Challenges.
(1) Translate this sentence from the abstract on Hojman conserved quantities into Spanish: "The differential equations of motion of the system above are established."
(2) From the listing, copy every line starting with the one that contains "label-1060: 1060 [432,101,468,116]" and going on through the one that contains "label-0258: 0258 [206,977,242,992]".

Hojman conserved quantity for nonholonomic systems of unilateral non-Chetaev type in the event space
Jia Li-Qun(贾利群)a)†, Zhang Yao-Yu(张耀宇)b), and Luo Shao-Kai(罗绍凯)c)
a School of Science, Jiangnan University, Wuxi 214122, China; b Electric and Information Engineering College, Pingdingshan University, Pingdingshan 467002, China; c Institute of Mathematical Mechanics and Mathematical Physics, Zhejiang Sci-Tech University, Hangzhou 310018, China
Abstract Hojman conserved quantities deduced from the special Lie symmetry, the Noether symmetry and the form invariance for a nonholonomic system of the unilateral non-Chetaev type in the event space are investigated. The differential equations of motion of the system above are established. The criteria of the Lie symmetry, the Noether symmetry and the form invariance are given and the relations between them are obtained. The Hojman conserved quantities are gained by which the Hojman theorem is extended and applied to the nonholonomic system of the unilateral non-Chetaev type in the event space. An example is given to illustrate the application of the results.

The input.
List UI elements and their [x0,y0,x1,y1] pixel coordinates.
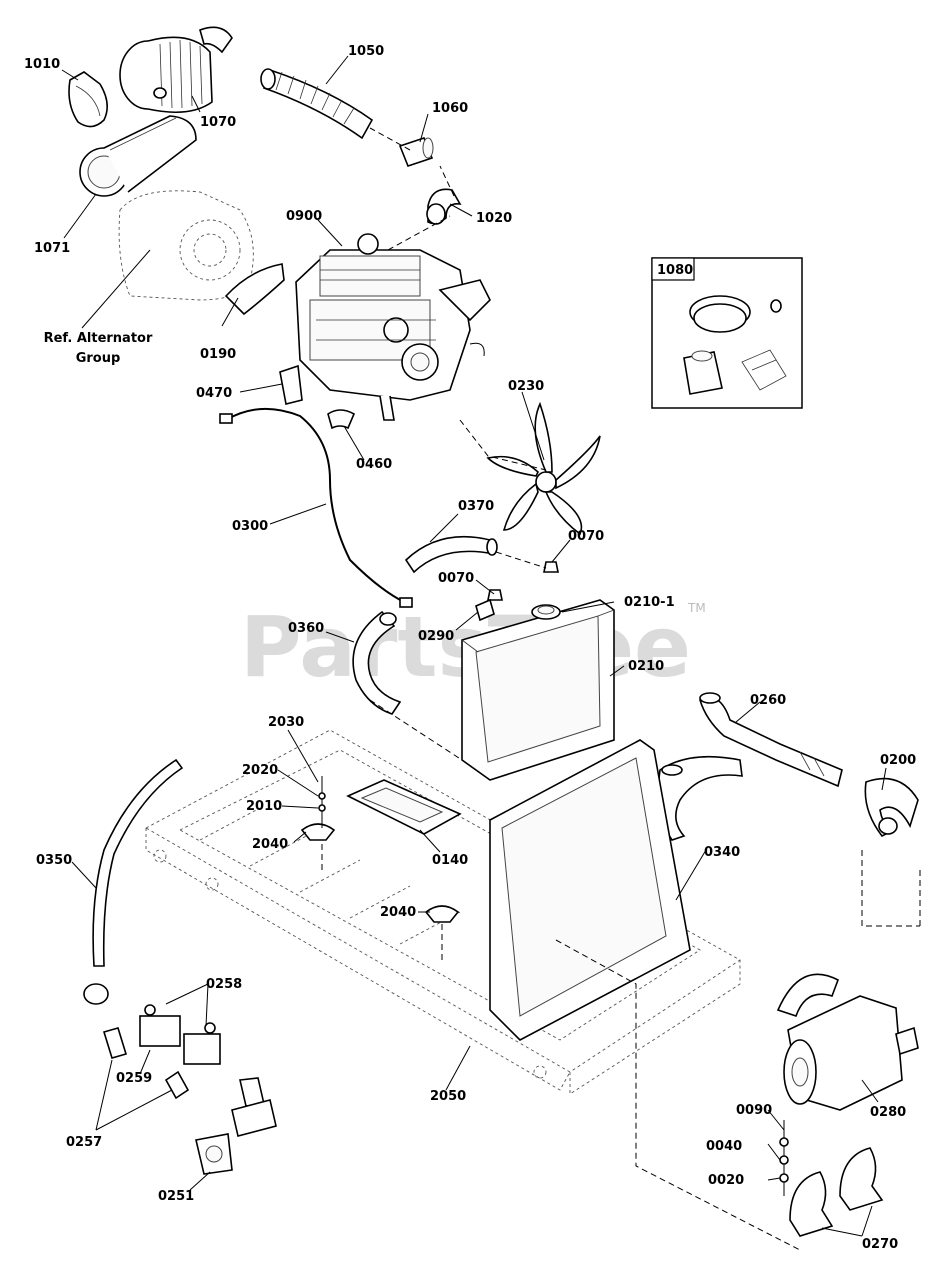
label-1060: 1060 [432,101,468,116]
label-1010: 1010 [24,57,60,72]
leader-lines [61,55,887,1237]
label-0230: 0230 [508,379,544,394]
label-0290: 0290 [418,629,454,644]
tray-0140 [346,779,462,835]
label-0200: 0200 [880,753,916,768]
intake-hose-1050 [260,68,374,140]
shield-0190 [224,263,285,316]
label-0260: 0260 [750,693,786,708]
inset-kit-1080: 1080 [651,257,803,409]
label-0210-1: 0210-1 [624,595,675,610]
fasteners-2010-2030 [318,776,326,828]
valve-0258 [139,1004,221,1065]
drain-0251 [195,1077,277,1175]
base-frame-2050 [145,729,741,1095]
exhaust-leader [861,850,921,927]
support-0340 [489,739,691,1041]
label-0258: 0258 [206,977,242,992]
engine-0900 [295,233,491,421]
radiator-leader [369,699,463,761]
label-0257: 0257 [66,1135,102,1150]
label-1020: 1020 [476,211,512,226]
mount-2040-a [300,823,336,841]
watermark-tm: TM [687,601,706,615]
label-1070: 1070 [200,115,236,130]
alternator-reference-outline [118,190,254,301]
label-0470: 0470 [196,386,232,401]
label-0360: 0360 [288,621,324,636]
ref-alternator-line2: Group [76,351,121,366]
hose-0370 [404,535,498,574]
label-2020: 2020 [242,763,278,778]
mount-2040-b [424,905,460,923]
support-leader [555,939,801,1251]
part-labels: 1010 1070 1050 1060 1020 1071 0900 0190 … [24,44,916,1252]
cable-0300 [219,407,413,608]
bracket-0460 [327,409,356,430]
label-2010: 2010 [246,799,282,814]
label-0070-b: 0070 [438,571,474,586]
clamp-1010 [68,71,108,128]
label-0340: 0340 [704,845,740,860]
fastener-0070-a [543,561,559,573]
label-0259: 0259 [116,1071,152,1086]
label-0251: 0251 [158,1189,194,1204]
label-0900: 0900 [286,209,322,224]
label-2040-a: 2040 [252,837,288,852]
fitting-0257 [102,1027,190,1100]
label-0070-a: 0070 [568,529,604,544]
label-1071: 1071 [34,241,70,256]
hose-0350 [92,758,184,967]
label-2050: 2050 [430,1089,466,1104]
fitting-0350 [83,983,109,1005]
label-0090: 0090 [736,1103,772,1118]
label-0350: 0350 [36,853,72,868]
hardware-stack [779,1120,789,1196]
label-0210: 0210 [628,659,664,674]
label-1050: 1050 [348,44,384,59]
label-0370: 0370 [458,499,494,514]
bracket-0470 [279,364,303,405]
label-0040: 0040 [706,1139,742,1154]
muffler-0280 [776,973,919,1111]
bracket-0270 [789,1147,884,1237]
label-0280: 0280 [870,1105,906,1120]
label-0020: 0020 [708,1173,744,1188]
elbow-0200 [864,777,919,838]
ref-alternator-line1: Ref. Alternator [44,331,153,346]
elbow-1020 [426,188,462,225]
hose-0360 [352,610,402,715]
label-0270: 0270 [862,1237,898,1252]
inset-label: 1080 [657,263,693,278]
label-2030: 2030 [268,715,304,730]
label-0300: 0300 [232,519,268,534]
label-0140: 0140 [432,853,468,868]
label-0190: 0190 [200,347,236,362]
label-0460: 0460 [356,457,392,472]
exhaust-pipe-0260 [657,692,843,841]
coupling-1060 [398,137,434,167]
filter-element-1071 [79,115,197,197]
radiator-0210 [461,599,615,781]
air-cleaner-cover-1070 [119,26,233,114]
clamp-0290 [475,598,495,622]
fan-0230 [486,401,601,536]
label-2040-b: 2040 [380,905,416,920]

Problem solutions.
(1) Se establecen las ecuaciones diferenciales de movimiento del sistema anterior.

(2)
label-1060: 1060 [432,101,468,116]
label-1010: 1010 [24,57,60,72]
leader-lines [61,55,887,1237]
label-0230: 0230 [508,379,544,394]
label-0290: 0290 [418,629,454,644]
tray-0140 [346,779,462,835]
label-0200: 0200 [880,753,916,768]
intake-hose-1050 [260,68,374,140]
shield-0190 [224,263,285,316]
label-0260: 0260 [750,693,786,708]
inset-kit-1080: 1080 [651,257,803,409]
label-0210-1: 0210-1 [624,595,675,610]
fasteners-2010-2030 [318,776,326,828]
valve-0258 [139,1004,221,1065]
drain-0251 [195,1077,277,1175]
base-frame-2050 [145,729,741,1095]
exhaust-leader [861,850,921,927]
support-0340 [489,739,691,1041]
label-0258: 0258 [206,977,242,992]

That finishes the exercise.